■ **STATED EXERCISE**: State only the number of lines that include "days".

■ **Raw records**:
________

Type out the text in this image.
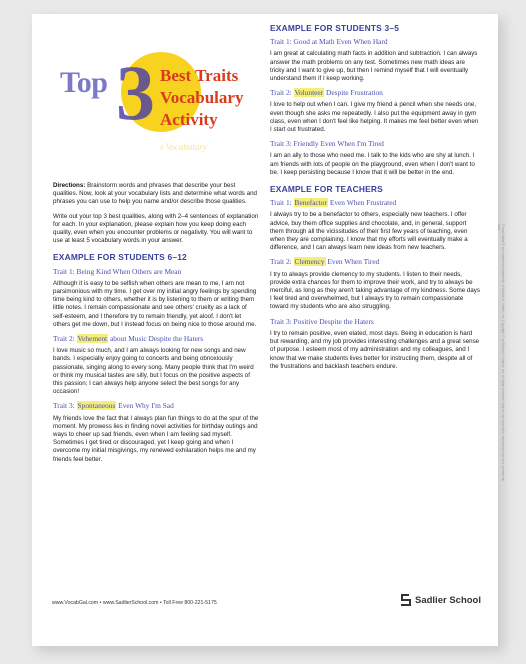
Top 3 Best Traits
Vocabulary
Activity
s Vocabulary

Directions: Brainstorm words and phrases that describe your best qualities. Now, look at your vocabulary lists and determine what words and phrases you can use to help you name and/or describe those qualities.

Write out your top 3 best qualities, along with 2–4 sentences of explanation for each. In your explanation, please explain how you keep doing each quality, even when you encounter problems or negativity. You will want to use at least 5 vocabulary words in your answer.

EXAMPLE FOR STUDENTS 6–12
Trait 1: Being Kind When Others are Mean

Although it is easy to be selfish when others are mean to me, I am not parsimonious with my time. I get over my initial angry feelings by spending time being kind to others, whether it is by listening to them or writing them little notes. I remain compassionate and see others' cruelty as a lack of self-esteem, and I therefore try to remain friendly, yet aloof. I don't let others get me down, but I instead focus on being nice to those around me.

Trait 2: Vehement about Music Despite the Haters

I love music so much, and I am always looking for new songs and new bands. I especially enjoy going to concerts and being obnoxiously passionate, singing along to every song. Many people think that I'm weird or think my musical tastes are silly, but I focus on the positive aspects of this passion; I can always help anyone select the best songs for any occasion!

Trait 3: Spontaneous Even Why I'm Sad

My friends love the fact that I always plan fun things to do at the spur of the moment. My prowess lies in finding novel activities for birthday outings and ways to cheer up sad friends, even when I am feeling sad myself. Sometimes I get tired or discouraged, yet I keep going and when I overcome my initial misgivings, my renewed exhilaration helps me and my friends feel better.

EXAMPLE FOR STUDENTS 3–5
Trait 1: Good at Math Even When Hard

I am great at calculating math facts in addition and subtraction. I can always answer the math problems on any test. Sometimes new math ideas are tricky and I want to give up, but then I remind myself that I will eventually understand them if I keep working.

Trait 2: Volunteer Despite Frustration

I love to help out when I can. I give my friend a pencil when she needs one, even though she asks me repeatedly. I also put the equipment away in gym class, even when I don't feel like helping. It makes me feel better even when I start out frustrated.

Trait 3: Friendly Even When I'm Tired

I am an ally to those who need me. I talk to the kids who are shy at lunch. I am friends with lots of people on the playground, even when I don't want to be. I keep persisting because I know that it will be better in the end.

EXAMPLE FOR TEACHERS
Trait 1: Benefactor Even When Frustrated

I always try to be a benefactor to others, especially new teachers. I offer advice, buy them office supplies and chocolate, and, in general, support them through all the vicissitudes of their first few years of teaching, even when they are complaining. I know that my efforts will eventually make a difference, and I can always learn new ideas from new teachers.

Trait 2: Clemency Even When Tired

I try to always provide clemency to my students. I listen to their needs, provide extra chances for them to improve their work, and try to always be merciful, as long as they aren't taking advantage of my kindness. Some days I feel tired and overwhelmed, but I always try to remain compassionate toward my students who are also struggling.

Trait 3: Positive Despite the Haters

I try to remain positive, even elated, most days. Being in education is hard but rewarding, and my job provides interesting challenges and a great sense of purpose. I esteem most of my administration and my colleagues, and I know that we make students lives better for instructing them, despite all of the frustrations and backlash teachers endure.

www.VocabGal.com • www.SadlierSchool.com • Toll Free 800-221-5175	Sadlier School
® and Sadlier® are registered trademarks of William H. Sadlier, Inc. Copyright © by William H. Sadlier, Inc. All rights reserved. May be reproduced for educational use (not commercial use)
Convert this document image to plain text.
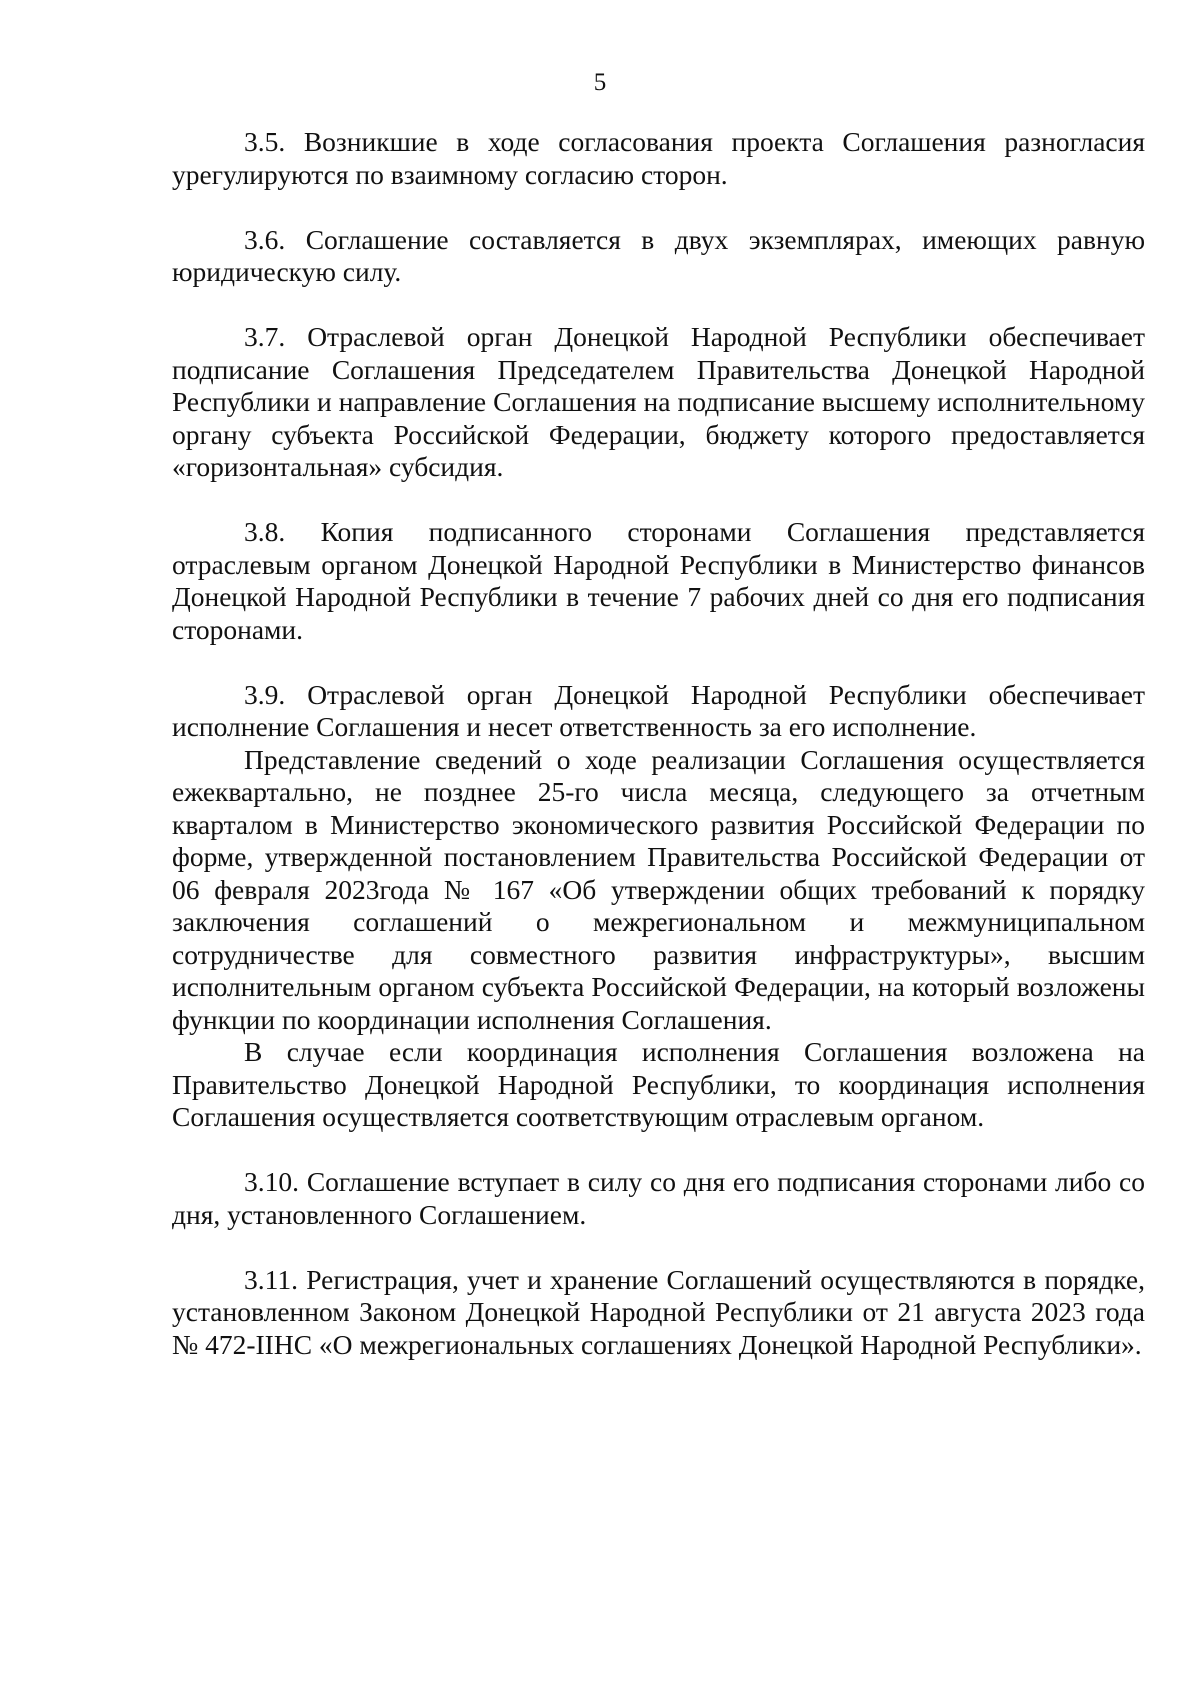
5

3.5. Возникшие в ходе согласования проекта Соглашения разногласия урегулируются по взаимному согласию сторон.

3.6. Соглашение составляется в двух экземплярах, имеющих равную юридическую силу.

3.7. Отраслевой орган Донецкой Народной Республики обеспечивает подписание Соглашения Председателем Правительства Донецкой Народной Республики и направление Соглашения на подписание высшему исполнительному органу субъекта Российской Федерации, бюджету которого предоставляется «горизонтальная» субсидия.

3.8. Копия подписанного сторонами Соглашения представляется отраслевым органом Донецкой Народной Республики в Министерство финансов Донецкой Народной Республики в течение 7 рабочих дней со дня его подписания сторонами.

3.9. Отраслевой орган Донецкой Народной Республики обеспечивает исполнение Соглашения и несет ответственность за его исполнение.

Представление сведений о ходе реализации Соглашения осуществляется ежеквартально, не позднее 25-го числа месяца, следующего за отчетным кварталом в Министерство экономического развития Российской Федерации по форме, утвержденной постановлением Правительства Российской Федерации от 06 февраля 2023года № 167 «Об утверждении общих требований к порядку заключения соглашений о межрегиональном и межмуниципальном сотрудничестве для совместного развития инфраструктуры», высшим исполнительным органом субъекта Российской Федерации, на который возложены функции по координации исполнения Соглашения.

В случае если координация исполнения Соглашения возложена на Правительство Донецкой Народной Республики, то координация исполнения Соглашения осуществляется соответствующим отраслевым органом.

3.10. Соглашение вступает в силу со дня его подписания сторонами либо со дня, установленного Соглашением.

3.11. Регистрация, учет и хранение Соглашений осуществляются в порядке, установленном Законом Донецкой Народной Республики от 21 августа 2023 года № 472-IIНС «О межрегиональных соглашениях Донецкой Народной Республики».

________

■ **PROBLEM SOLUTION**: 2